## DOCUMENT SEGMENT
------------------------------------------------------------

On April 30, 2011, we entered into a mining option agreement with Brookmount Explorations Inc. for the Mercedes mining concessions located in the District of Comas, Province of Concepcion, Department of Junin in the Republic of Peru. Unlike the Marawi Gold Claims, the Mercedes concessions will focus mainly on silver exploration.  Under the terms of the mining option agreement, Brookmount Explorations granted us an exclusive option to acquire a 50% interest in the property subject to us undertaking expenditures in the amount of $3,100,000 before April 30, 2013. As of May 31, 2012, we had expended accumulated exploration expenses in the amount of $110,694, including mineral license fees on the concessions.

Our plan was to undertake exploration work on the Mercedes mining claims to fulfill our $750,000 exploration commitment on or before April 30, 2012.   However, we were unable to raise the funds to meet this commitment.  We do not currently have funds available to undertake the exploration but are negotiating financing with various parties.   We are also negotiating with Brookmount in regard to the possibility of extending the agreement.  Currently the Company is in default under the agreement.

On February 1, 2012, we entered into a Mining Option Agreement (the “Option Agreement”) with Minerales Holdings Can Corp., a Belize corporation (the “Optionor”).  Under the terms of the Option Agreement, the Optionor grants us, for the period commencing on the effective date of the Option Agreement and expiring on January 31, 2015 (the “Option Term”), an exclusive option to acquire an undivided one hundred percent (100%) interest in certain mineral claims located in Quebec, Canada (the “Property”), subject to certain conditions.  During the Option Term, we shall have the exclusive working right on the Property.  The Optionor will manage or carry out mining operations at the Property and will receive an operator’s fee for doing so.

In consideration of the grant of the option, we have issued, or will issue, shares of our common stock to the Optionor as follows: (i) 22,500,000 shares of common stock, which were issued upon the execution of the Option Agreement; (ii) 10,000,000 shares of common stock on or before February 1, 2013; and (iii) 7,500,000 shares of common stock on or before December 31, 2013.

 
16

 


In order to maintain in force and exercise our option, we must perform certain obligations, including certain payment obligations.  We must incur expenditures incidental to mining operations on the Property in the aggregate amount of $525,000, with at least $100,000 before December 31, 2012, $125,000 on or before December 31, 2013 and $300,000 on or before December 31, 2014.  Should our actual expenditures be less than the required amount, we must pay the Optionor the difference plus an administrative fee.  Additionally, from the date of the Option Agreement until January 31, 2015, we must carry out sufficient assessment work to keep the Property in good standing and pay any lawful taxes and charges.  We must also file assessment credits as may become available from mining operations on the Property.  If we issue the shares as required to the Optionor, make the expenditures described above and file the required assessment credits all within the proper time periods, then we will have the right to become the owner of a one hundred percent (100%) undivided interest in all or part of the Property as we may elect.    The Company has determined not to proceed with these claims as it has been unable to raise the funds on its core property and is unlikely to be able to complete any work program on this property.   It is currently negotiating with Minerales in regard to the cancellation of the transaction.

------------------------------------------------------------

## REQUIRED WORK
1. Answer these questions from the mining agreements text:
(a) What percentage interest in the Mercedes concessions could the company acquire under the option from Brookmount Explorations?
(b) How many shares of common stock were issued to the Optionor upon execution of the Option Agreement?
(c) What aggregate amount of expenditures must the company incur on the Quebec property?
2. Carry the mining agreements text forward from its last sentence.
The material that follows has no connection to the mining agreements text.

## DATA RECORDS
------------------------------------------------------------

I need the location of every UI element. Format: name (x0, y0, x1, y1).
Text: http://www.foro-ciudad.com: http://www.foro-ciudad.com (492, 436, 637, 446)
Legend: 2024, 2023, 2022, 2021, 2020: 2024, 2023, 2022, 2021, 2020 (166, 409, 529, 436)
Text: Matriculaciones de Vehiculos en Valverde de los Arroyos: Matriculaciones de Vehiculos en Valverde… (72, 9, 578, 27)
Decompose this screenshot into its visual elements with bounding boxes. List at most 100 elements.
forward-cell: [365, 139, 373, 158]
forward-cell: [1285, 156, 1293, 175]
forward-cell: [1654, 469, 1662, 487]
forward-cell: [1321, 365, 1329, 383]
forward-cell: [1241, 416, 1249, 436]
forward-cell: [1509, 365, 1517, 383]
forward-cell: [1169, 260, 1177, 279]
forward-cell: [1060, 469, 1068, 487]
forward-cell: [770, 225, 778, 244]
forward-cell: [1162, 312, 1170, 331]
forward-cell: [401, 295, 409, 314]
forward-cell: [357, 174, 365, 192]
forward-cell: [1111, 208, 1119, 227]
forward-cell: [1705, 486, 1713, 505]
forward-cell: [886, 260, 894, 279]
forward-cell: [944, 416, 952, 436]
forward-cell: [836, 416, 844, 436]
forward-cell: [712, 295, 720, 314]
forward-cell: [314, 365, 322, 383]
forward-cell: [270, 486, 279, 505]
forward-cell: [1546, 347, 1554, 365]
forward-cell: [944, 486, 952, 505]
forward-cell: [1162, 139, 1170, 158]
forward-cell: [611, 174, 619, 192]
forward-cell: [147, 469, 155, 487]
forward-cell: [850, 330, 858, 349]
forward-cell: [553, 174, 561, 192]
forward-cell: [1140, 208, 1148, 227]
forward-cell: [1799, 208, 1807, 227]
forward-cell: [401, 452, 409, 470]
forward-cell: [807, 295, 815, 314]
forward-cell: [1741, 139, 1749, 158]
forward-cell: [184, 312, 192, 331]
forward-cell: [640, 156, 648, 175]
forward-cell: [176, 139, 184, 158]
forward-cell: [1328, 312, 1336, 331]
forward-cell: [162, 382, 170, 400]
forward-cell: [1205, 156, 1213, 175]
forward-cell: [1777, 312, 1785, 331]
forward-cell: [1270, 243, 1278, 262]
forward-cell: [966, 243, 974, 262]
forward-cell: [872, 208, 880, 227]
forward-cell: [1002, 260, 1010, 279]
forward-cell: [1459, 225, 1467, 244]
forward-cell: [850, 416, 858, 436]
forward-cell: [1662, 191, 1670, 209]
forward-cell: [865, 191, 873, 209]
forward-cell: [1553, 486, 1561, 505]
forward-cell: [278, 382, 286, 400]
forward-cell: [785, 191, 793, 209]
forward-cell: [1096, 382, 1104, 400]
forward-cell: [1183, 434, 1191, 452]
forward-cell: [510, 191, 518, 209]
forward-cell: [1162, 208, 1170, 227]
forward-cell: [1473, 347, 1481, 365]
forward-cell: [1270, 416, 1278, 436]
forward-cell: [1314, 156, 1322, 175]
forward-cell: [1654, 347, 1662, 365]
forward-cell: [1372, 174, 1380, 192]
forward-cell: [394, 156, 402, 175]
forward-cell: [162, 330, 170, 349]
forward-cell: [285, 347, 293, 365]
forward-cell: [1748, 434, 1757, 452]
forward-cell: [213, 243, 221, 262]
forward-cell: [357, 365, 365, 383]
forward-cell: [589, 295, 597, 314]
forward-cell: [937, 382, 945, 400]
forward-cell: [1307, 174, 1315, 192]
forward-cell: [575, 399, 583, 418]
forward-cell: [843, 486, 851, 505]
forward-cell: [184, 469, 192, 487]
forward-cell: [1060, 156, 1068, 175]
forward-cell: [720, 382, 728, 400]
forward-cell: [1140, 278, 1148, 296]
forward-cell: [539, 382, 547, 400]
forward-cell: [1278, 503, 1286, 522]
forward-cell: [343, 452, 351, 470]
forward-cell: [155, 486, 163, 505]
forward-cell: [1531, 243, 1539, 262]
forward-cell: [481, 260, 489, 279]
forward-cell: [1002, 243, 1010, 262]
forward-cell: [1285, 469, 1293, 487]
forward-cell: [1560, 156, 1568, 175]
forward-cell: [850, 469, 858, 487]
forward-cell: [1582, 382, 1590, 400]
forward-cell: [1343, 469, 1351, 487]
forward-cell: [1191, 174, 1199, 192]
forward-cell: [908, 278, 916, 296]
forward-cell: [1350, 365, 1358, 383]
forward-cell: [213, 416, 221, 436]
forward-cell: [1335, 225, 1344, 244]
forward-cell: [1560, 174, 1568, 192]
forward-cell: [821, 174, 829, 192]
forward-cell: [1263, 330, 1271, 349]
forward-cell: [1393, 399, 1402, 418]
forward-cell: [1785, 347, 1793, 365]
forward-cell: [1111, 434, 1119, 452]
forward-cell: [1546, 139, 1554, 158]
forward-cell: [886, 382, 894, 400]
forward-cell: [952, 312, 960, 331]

------------------------------------------------------------

## ANSWERS FOR THIS EXERCISE
1.
(a) 50%
(b) 22,500,000 shares
(c) $525,000

2.
Our exploration programs will be exploratory in nature, and there is no assurance that a commercially viable mineral deposit, a reserve, exists until further exploration, particularly drilling, is undertaken and a comprehensive evaluation concludes economic and legal feasibility.  We have not yet generated or realized any revenues from our business operations.

Should we be successful in raising sufficient funds in order to conduct our additional exploration programs, the full extent and cost of which is not presently known beyond that required by our proposed drilling program and mandatory work programs as set forth in our Annual Report on Form 10-K filed on December 14, 2011, and such exploration programs result in an indication that production of our minerals of interest is economically feasible, then at that point in time we would make a determination as to the best and most viable approach for mineral extraction.

Results of Operations

The following discussion of the financial condition, results of operations, cash flows, and changes in our financial position should be read in conjunction with our audited financial statements and notes included in our Annual Report on Form 10-K for the fiscal year ended August 31, 2011, filed on December 14, 2011.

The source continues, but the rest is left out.